Written task ::
Without the pictures, output the records below word for word.

Supplied records ::

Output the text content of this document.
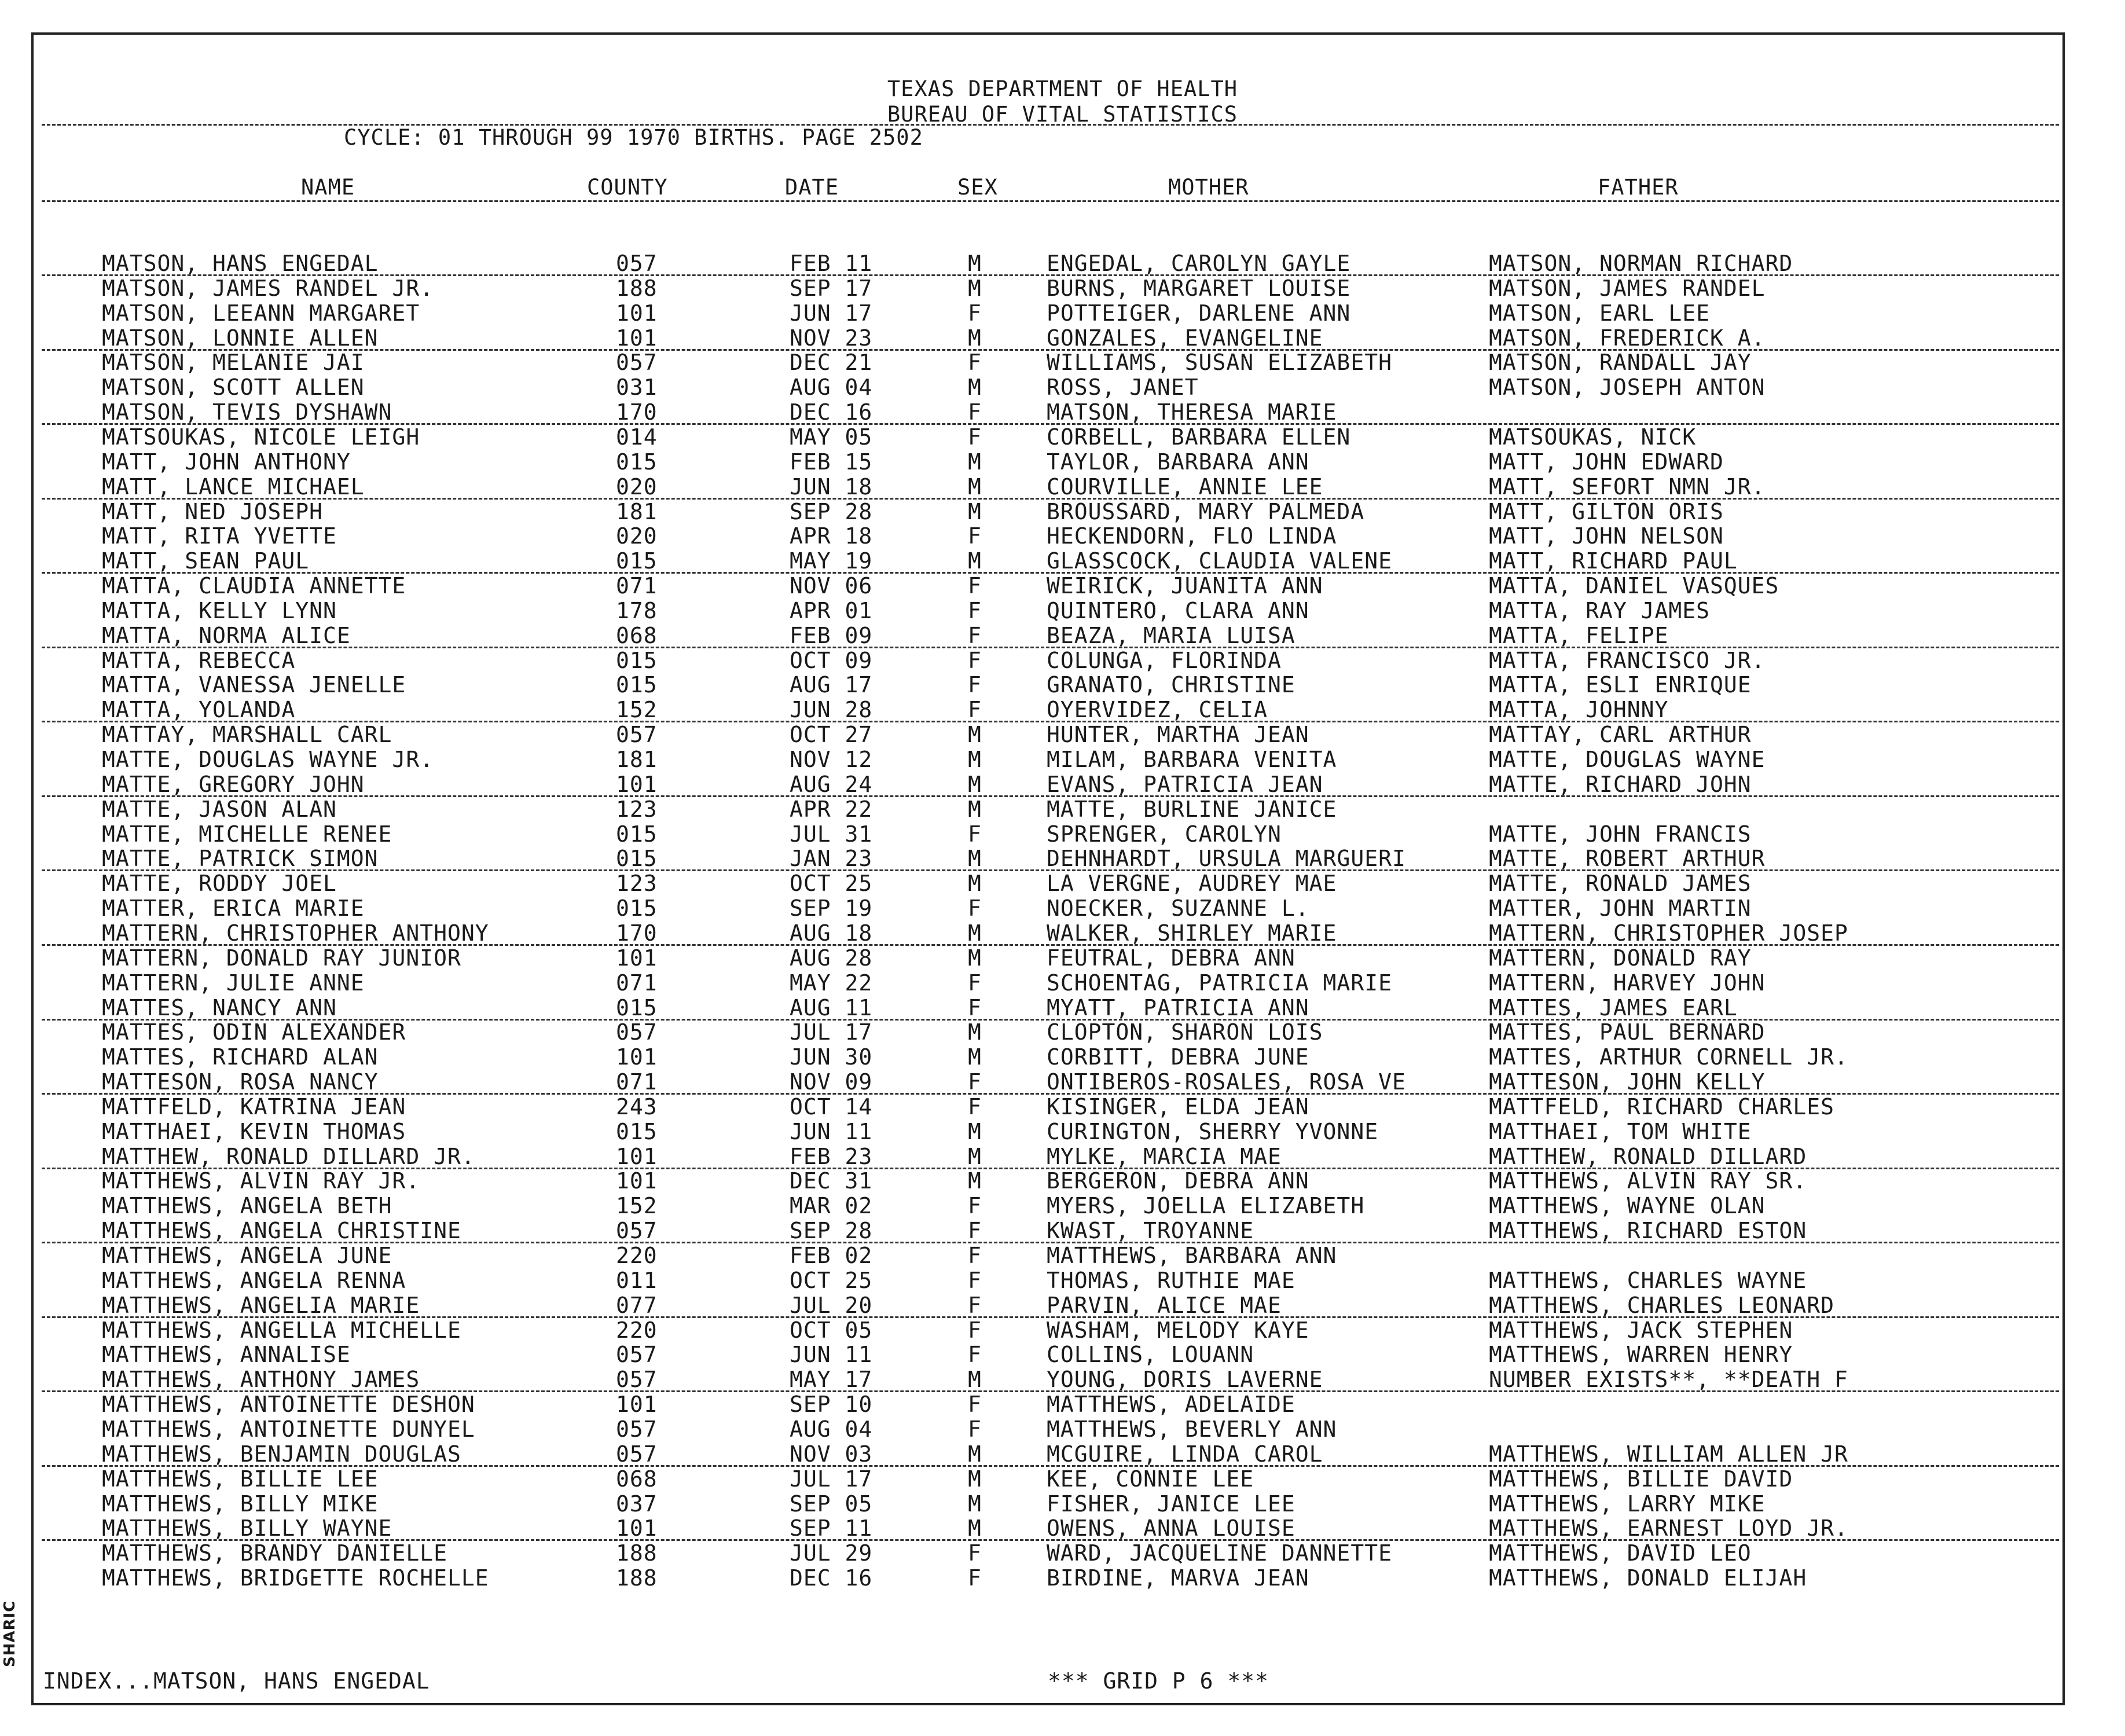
TEXAS DEPARTMENT OF HEALTH
BUREAU OF VITAL STATISTICS
CYCLE: 01 THROUGH 99 1970 BIRTHS. PAGE 2502
NAME	COUNTY	DATE	SEX	MOTHER	FATHER
MATSON, HANS ENGEDAL	057	FEB 11	M	ENGEDAL, CAROLYN GAYLE	MATSON, NORMAN RICHARD
MATSON, JAMES RANDEL JR.	188	SEP 17	M	BURNS, MARGARET LOUISE	MATSON, JAMES RANDEL
MATSON, LEEANN MARGARET	101	JUN 17	F	POTTEIGER, DARLENE ANN	MATSON, EARL LEE
MATSON, LONNIE ALLEN	101	NOV 23	M	GONZALES, EVANGELINE	MATSON, FREDERICK A.
MATSON, MELANIE JAI	057	DEC 21	F	WILLIAMS, SUSAN ELIZABETH	MATSON, RANDALL JAY
MATSON, SCOTT ALLEN	031	AUG 04	M	ROSS, JANET	MATSON, JOSEPH ANTON
MATSON, TEVIS DYSHAWN	170	DEC 16	F	MATSON, THERESA MARIE
MATSOUKAS, NICOLE LEIGH	014	MAY 05	F	CORBELL, BARBARA ELLEN	MATSOUKAS, NICK
MATT, JOHN ANTHONY	015	FEB 15	M	TAYLOR, BARBARA ANN	MATT, JOHN EDWARD
MATT, LANCE MICHAEL	020	JUN 18	M	COURVILLE, ANNIE LEE	MATT, SEFORT NMN JR.
MATT, NED JOSEPH	181	SEP 28	M	BROUSSARD, MARY PALMEDA	MATT, GILTON ORIS
MATT, RITA YVETTE	020	APR 18	F	HECKENDORN, FLO LINDA	MATT, JOHN NELSON
MATT, SEAN PAUL	015	MAY 19	M	GLASSCOCK, CLAUDIA VALENE	MATT, RICHARD PAUL
MATTA, CLAUDIA ANNETTE	071	NOV 06	F	WEIRICK, JUANITA ANN	MATTA, DANIEL VASQUES
MATTA, KELLY LYNN	178	APR 01	F	QUINTERO, CLARA ANN	MATTA, RAY JAMES
MATTA, NORMA ALICE	068	FEB 09	F	BEAZA, MARIA LUISA	MATTA, FELIPE
MATTA, REBECCA	015	OCT 09	F	COLUNGA, FLORINDA	MATTA, FRANCISCO JR.
MATTA, VANESSA JENELLE	015	AUG 17	F	GRANATO, CHRISTINE	MATTA, ESLI ENRIQUE
MATTA, YOLANDA	152	JUN 28	F	OYERVIDEZ, CELIA	MATTA, JOHNNY
MATTAY, MARSHALL CARL	057	OCT 27	M	HUNTER, MARTHA JEAN	MATTAY, CARL ARTHUR
MATTE, DOUGLAS WAYNE JR.	181	NOV 12	M	MILAM, BARBARA VENITA	MATTE, DOUGLAS WAYNE
MATTE, GREGORY JOHN	101	AUG 24	M	EVANS, PATRICIA JEAN	MATTE, RICHARD JOHN
MATTE, JASON ALAN	123	APR 22	M	MATTE, BURLINE JANICE
MATTE, MICHELLE RENEE	015	JUL 31	F	SPRENGER, CAROLYN	MATTE, JOHN FRANCIS
MATTE, PATRICK SIMON	015	JAN 23	M	DEHNHARDT, URSULA MARGUERI	MATTE, ROBERT ARTHUR
MATTE, RODDY JOEL	123	OCT 25	M	LA VERGNE, AUDREY MAE	MATTE, RONALD JAMES
MATTER, ERICA MARIE	015	SEP 19	F	NOECKER, SUZANNE L.	MATTER, JOHN MARTIN
MATTERN, CHRISTOPHER ANTHONY	170	AUG 18	M	WALKER, SHIRLEY MARIE	MATTERN, CHRISTOPHER JOSEP
MATTERN, DONALD RAY JUNIOR	101	AUG 28	M	FEUTRAL, DEBRA ANN	MATTERN, DONALD RAY
MATTERN, JULIE ANNE	071	MAY 22	F	SCHOENTAG, PATRICIA MARIE	MATTERN, HARVEY JOHN
MATTES, NANCY ANN	015	AUG 11	F	MYATT, PATRICIA ANN	MATTES, JAMES EARL
MATTES, ODIN ALEXANDER	057	JUL 17	M	CLOPTON, SHARON LOIS	MATTES, PAUL BERNARD
MATTES, RICHARD ALAN	101	JUN 30	M	CORBITT, DEBRA JUNE	MATTES, ARTHUR CORNELL JR.
MATTESON, ROSA NANCY	071	NOV 09	F	ONTIBEROS-ROSALES, ROSA VE	MATTESON, JOHN KELLY
MATTFELD, KATRINA JEAN	243	OCT 14	F	KISINGER, ELDA JEAN	MATTFELD, RICHARD CHARLES
MATTHAEI, KEVIN THOMAS	015	JUN 11	M	CURINGTON, SHERRY YVONNE	MATTHAEI, TOM WHITE
MATTHEW, RONALD DILLARD JR.	101	FEB 23	M	MYLKE, MARCIA MAE	MATTHEW, RONALD DILLARD
MATTHEWS, ALVIN RAY JR.	101	DEC 31	M	BERGERON, DEBRA ANN	MATTHEWS, ALVIN RAY SR.
MATTHEWS, ANGELA BETH	152	MAR 02	F	MYERS, JOELLA ELIZABETH	MATTHEWS, WAYNE OLAN
MATTHEWS, ANGELA CHRISTINE	057	SEP 28	F	KWAST, TROYANNE	MATTHEWS, RICHARD ESTON
MATTHEWS, ANGELA JUNE	220	FEB 02	F	MATTHEWS, BARBARA ANN
MATTHEWS, ANGELA RENNA	011	OCT 25	F	THOMAS, RUTHIE MAE	MATTHEWS, CHARLES WAYNE
MATTHEWS, ANGELIA MARIE	077	JUL 20	F	PARVIN, ALICE MAE	MATTHEWS, CHARLES LEONARD
MATTHEWS, ANGELLA MICHELLE	220	OCT 05	F	WASHAM, MELODY KAYE	MATTHEWS, JACK STEPHEN
MATTHEWS, ANNALISE	057	JUN 11	F	COLLINS, LOUANN	MATTHEWS, WARREN HENRY
MATTHEWS, ANTHONY JAMES	057	MAY 17	M	YOUNG, DORIS LAVERNE	NUMBER EXISTS**, **DEATH F
MATTHEWS, ANTOINETTE DESHON	101	SEP 10	F	MATTHEWS, ADELAIDE
MATTHEWS, ANTOINETTE DUNYEL	057	AUG 04	F	MATTHEWS, BEVERLY ANN
MATTHEWS, BENJAMIN DOUGLAS	057	NOV 03	M	MCGUIRE, LINDA CAROL	MATTHEWS, WILLIAM ALLEN JR
MATTHEWS, BILLIE LEE	068	JUL 17	M	KEE, CONNIE LEE	MATTHEWS, BILLIE DAVID
MATTHEWS, BILLY MIKE	037	SEP 05	M	FISHER, JANICE LEE	MATTHEWS, LARRY MIKE
MATTHEWS, BILLY WAYNE	101	SEP 11	M	OWENS, ANNA LOUISE	MATTHEWS, EARNEST LOYD JR.
MATTHEWS, BRANDY DANIELLE	188	JUL 29	F	WARD, JACQUELINE DANNETTE	MATTHEWS, DAVID LEO
MATTHEWS, BRIDGETTE ROCHELLE	188	DEC 16	F	BIRDINE, MARVA JEAN	MATTHEWS, DONALD ELIJAH
INDEX...MATSON, HANS ENGEDAL	*** GRID P 6 ***
SHARIC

Exercise answer ::
Output the text content of this document.
TEXAS DEPARTMENT OF HEALTH
BUREAU OF VITAL STATISTICS
CYCLE: 01 THROUGH 99 1970 BIRTHS. PAGE 2502
NAME	COUNTY	DATE	SEX	MOTHER	FATHER
MATSON, HANS ENGEDAL	057	FEB 11	M	ENGEDAL, CAROLYN GAYLE	MATSON, NORMAN RICHARD
MATSON, JAMES RANDEL JR.	188	SEP 17	M	BURNS, MARGARET LOUISE	MATSON, JAMES RANDEL
MATSON, LEEANN MARGARET	101	JUN 17	F	POTTEIGER, DARLENE ANN	MATSON, EARL LEE
MATSON, LONNIE ALLEN	101	NOV 23	M	GONZALES, EVANGELINE	MATSON, FREDERICK A.
MATSON, MELANIE JAI	057	DEC 21	F	WILLIAMS, SUSAN ELIZABETH	MATSON, RANDALL JAY
MATSON, SCOTT ALLEN	031	AUG 04	M	ROSS, JANET	MATSON, JOSEPH ANTON
MATSON, TEVIS DYSHAWN	170	DEC 16	F	MATSON, THERESA MARIE
MATSOUKAS, NICOLE LEIGH	014	MAY 05	F	CORBELL, BARBARA ELLEN	MATSOUKAS, NICK
MATT, JOHN ANTHONY	015	FEB 15	M	TAYLOR, BARBARA ANN	MATT, JOHN EDWARD
MATT, LANCE MICHAEL	020	JUN 18	M	COURVILLE, ANNIE LEE	MATT, SEFORT NMN JR.
MATT, NED JOSEPH	181	SEP 28	M	BROUSSARD, MARY PALMEDA	MATT, GILTON ORIS
MATT, RITA YVETTE	020	APR 18	F	HECKENDORN, FLO LINDA	MATT, JOHN NELSON
MATT, SEAN PAUL	015	MAY 19	M	GLASSCOCK, CLAUDIA VALENE	MATT, RICHARD PAUL
MATTA, CLAUDIA ANNETTE	071	NOV 06	F	WEIRICK, JUANITA ANN	MATTA, DANIEL VASQUES
MATTA, KELLY LYNN	178	APR 01	F	QUINTERO, CLARA ANN	MATTA, RAY JAMES
MATTA, NORMA ALICE	068	FEB 09	F	BEAZA, MARIA LUISA	MATTA, FELIPE
MATTA, REBECCA	015	OCT 09	F	COLUNGA, FLORINDA	MATTA, FRANCISCO JR.
MATTA, VANESSA JENELLE	015	AUG 17	F	GRANATO, CHRISTINE	MATTA, ESLI ENRIQUE
MATTA, YOLANDA	152	JUN 28	F	OYERVIDEZ, CELIA	MATTA, JOHNNY
MATTAY, MARSHALL CARL	057	OCT 27	M	HUNTER, MARTHA JEAN	MATTAY, CARL ARTHUR
MATTE, DOUGLAS WAYNE JR.	181	NOV 12	M	MILAM, BARBARA VENITA	MATTE, DOUGLAS WAYNE
MATTE, GREGORY JOHN	101	AUG 24	M	EVANS, PATRICIA JEAN	MATTE, RICHARD JOHN
MATTE, JASON ALAN	123	APR 22	M	MATTE, BURLINE JANICE
MATTE, MICHELLE RENEE	015	JUL 31	F	SPRENGER, CAROLYN	MATTE, JOHN FRANCIS
MATTE, PATRICK SIMON	015	JAN 23	M	DEHNHARDT, URSULA MARGUERI	MATTE, ROBERT ARTHUR
MATTE, RODDY JOEL	123	OCT 25	M	LA VERGNE, AUDREY MAE	MATTE, RONALD JAMES
MATTER, ERICA MARIE	015	SEP 19	F	NOECKER, SUZANNE L.	MATTER, JOHN MARTIN
MATTERN, CHRISTOPHER ANTHONY	170	AUG 18	M	WALKER, SHIRLEY MARIE	MATTERN, CHRISTOPHER JOSEP
MATTERN, DONALD RAY JUNIOR	101	AUG 28	M	FEUTRAL, DEBRA ANN	MATTERN, DONALD RAY
MATTERN, JULIE ANNE	071	MAY 22	F	SCHOENTAG, PATRICIA MARIE	MATTERN, HARVEY JOHN
MATTES, NANCY ANN	015	AUG 11	F	MYATT, PATRICIA ANN	MATTES, JAMES EARL
MATTES, ODIN ALEXANDER	057	JUL 17	M	CLOPTON, SHARON LOIS	MATTES, PAUL BERNARD
MATTES, RICHARD ALAN	101	JUN 30	M	CORBITT, DEBRA JUNE	MATTES, ARTHUR CORNELL JR.
MATTESON, ROSA NANCY	071	NOV 09	F	ONTIBEROS-ROSALES, ROSA VE	MATTESON, JOHN KELLY
MATTFELD, KATRINA JEAN	243	OCT 14	F	KISINGER, ELDA JEAN	MATTFELD, RICHARD CHARLES
MATTHAEI, KEVIN THOMAS	015	JUN 11	M	CURINGTON, SHERRY YVONNE	MATTHAEI, TOM WHITE
MATTHEW, RONALD DILLARD JR.	101	FEB 23	M	MYLKE, MARCIA MAE	MATTHEW, RONALD DILLARD
MATTHEWS, ALVIN RAY JR.	101	DEC 31	M	BERGERON, DEBRA ANN	MATTHEWS, ALVIN RAY SR.
MATTHEWS, ANGELA BETH	152	MAR 02	F	MYERS, JOELLA ELIZABETH	MATTHEWS, WAYNE OLAN
MATTHEWS, ANGELA CHRISTINE	057	SEP 28	F	KWAST, TROYANNE	MATTHEWS, RICHARD ESTON
MATTHEWS, ANGELA JUNE	220	FEB 02	F	MATTHEWS, BARBARA ANN
MATTHEWS, ANGELA RENNA	011	OCT 25	F	THOMAS, RUTHIE MAE	MATTHEWS, CHARLES WAYNE
MATTHEWS, ANGELIA MARIE	077	JUL 20	F	PARVIN, ALICE MAE	MATTHEWS, CHARLES LEONARD
MATTHEWS, ANGELLA MICHELLE	220	OCT 05	F	WASHAM, MELODY KAYE	MATTHEWS, JACK STEPHEN
MATTHEWS, ANNALISE	057	JUN 11	F	COLLINS, LOUANN	MATTHEWS, WARREN HENRY
MATTHEWS, ANTHONY JAMES	057	MAY 17	M	YOUNG, DORIS LAVERNE	NUMBER EXISTS**, **DEATH F
MATTHEWS, ANTOINETTE DESHON	101	SEP 10	F	MATTHEWS, ADELAIDE
MATTHEWS, ANTOINETTE DUNYEL	057	AUG 04	F	MATTHEWS, BEVERLY ANN
MATTHEWS, BENJAMIN DOUGLAS	057	NOV 03	M	MCGUIRE, LINDA CAROL	MATTHEWS, WILLIAM ALLEN JR
MATTHEWS, BILLIE LEE	068	JUL 17	M	KEE, CONNIE LEE	MATTHEWS, BILLIE DAVID
MATTHEWS, BILLY MIKE	037	SEP 05	M	FISHER, JANICE LEE	MATTHEWS, LARRY MIKE
MATTHEWS, BILLY WAYNE	101	SEP 11	M	OWENS, ANNA LOUISE	MATTHEWS, EARNEST LOYD JR.
MATTHEWS, BRANDY DANIELLE	188	JUL 29	F	WARD, JACQUELINE DANNETTE	MATTHEWS, DAVID LEO
MATTHEWS, BRIDGETTE ROCHELLE	188	DEC 16	F	BIRDINE, MARVA JEAN	MATTHEWS, DONALD ELIJAH
INDEX...MATSON, HANS ENGEDAL	*** GRID P 6 ***
SHARIC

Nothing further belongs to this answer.